[Saved entries]

=-=-=-=-=

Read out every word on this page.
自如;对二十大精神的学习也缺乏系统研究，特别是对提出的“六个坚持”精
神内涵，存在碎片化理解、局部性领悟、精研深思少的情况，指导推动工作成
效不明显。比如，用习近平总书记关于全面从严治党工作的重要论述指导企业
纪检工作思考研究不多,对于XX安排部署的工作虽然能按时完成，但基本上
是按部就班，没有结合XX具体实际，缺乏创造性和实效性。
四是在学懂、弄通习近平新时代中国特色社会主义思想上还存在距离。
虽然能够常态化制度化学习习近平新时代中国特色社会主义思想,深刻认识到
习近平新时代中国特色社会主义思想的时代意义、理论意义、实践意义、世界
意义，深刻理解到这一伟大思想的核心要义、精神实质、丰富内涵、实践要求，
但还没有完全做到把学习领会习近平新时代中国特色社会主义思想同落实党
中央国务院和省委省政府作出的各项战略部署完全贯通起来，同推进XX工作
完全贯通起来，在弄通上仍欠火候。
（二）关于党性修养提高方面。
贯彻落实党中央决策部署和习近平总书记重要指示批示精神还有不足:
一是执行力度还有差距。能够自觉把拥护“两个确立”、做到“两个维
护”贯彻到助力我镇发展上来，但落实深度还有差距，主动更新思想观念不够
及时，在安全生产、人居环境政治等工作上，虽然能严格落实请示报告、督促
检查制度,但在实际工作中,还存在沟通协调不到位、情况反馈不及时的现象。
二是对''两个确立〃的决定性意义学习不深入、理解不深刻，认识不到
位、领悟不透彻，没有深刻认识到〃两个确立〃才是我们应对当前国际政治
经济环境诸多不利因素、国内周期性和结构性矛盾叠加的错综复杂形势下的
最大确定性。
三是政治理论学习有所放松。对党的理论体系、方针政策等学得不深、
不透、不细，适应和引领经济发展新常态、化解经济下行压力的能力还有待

=-=-=-=-=

Above are the records; retype every one exactly.

■ ANSWER TO THE TASK
Read out every word on this page.
自如;对二十大精神的学习也缺乏系统研究，特别是对提出的“六个坚持”精
神内涵，存在碎片化理解、局部性领悟、精研深思少的情况，指导推动工作成
效不明显。比如，用习近平总书记关于全面从严治党工作的重要论述指导企业
纪检工作思考研究不多,对于XX安排部署的工作虽然能按时完成，但基本上
是按部就班，没有结合XX具体实际，缺乏创造性和实效性。
四是在学懂、弄通习近平新时代中国特色社会主义思想上还存在距离。
虽然能够常态化制度化学习习近平新时代中国特色社会主义思想,深刻认识到
习近平新时代中国特色社会主义思想的时代意义、理论意义、实践意义、世界
意义，深刻理解到这一伟大思想的核心要义、精神实质、丰富内涵、实践要求，
但还没有完全做到把学习领会习近平新时代中国特色社会主义思想同落实党
中央国务院和省委省政府作出的各项战略部署完全贯通起来，同推进XX工作
完全贯通起来，在弄通上仍欠火候。
（二）关于党性修养提高方面。
贯彻落实党中央决策部署和习近平总书记重要指示批示精神还有不足:
一是执行力度还有差距。能够自觉把拥护“两个确立”、做到“两个维
护”贯彻到助力我镇发展上来，但落实深度还有差距，主动更新思想观念不够
及时，在安全生产、人居环境政治等工作上，虽然能严格落实请示报告、督促
检查制度,但在实际工作中,还存在沟通协调不到位、情况反馈不及时的现象。
二是对''两个确立〃的决定性意义学习不深入、理解不深刻，认识不到
位、领悟不透彻，没有深刻认识到〃两个确立〃才是我们应对当前国际政治
经济环境诸多不利因素、国内周期性和结构性矛盾叠加的错综复杂形势下的
最大确定性。
三是政治理论学习有所放松。对党的理论体系、方针政策等学得不深、
不透、不细，适应和引领经济发展新常态、化解经济下行压力的能力还有待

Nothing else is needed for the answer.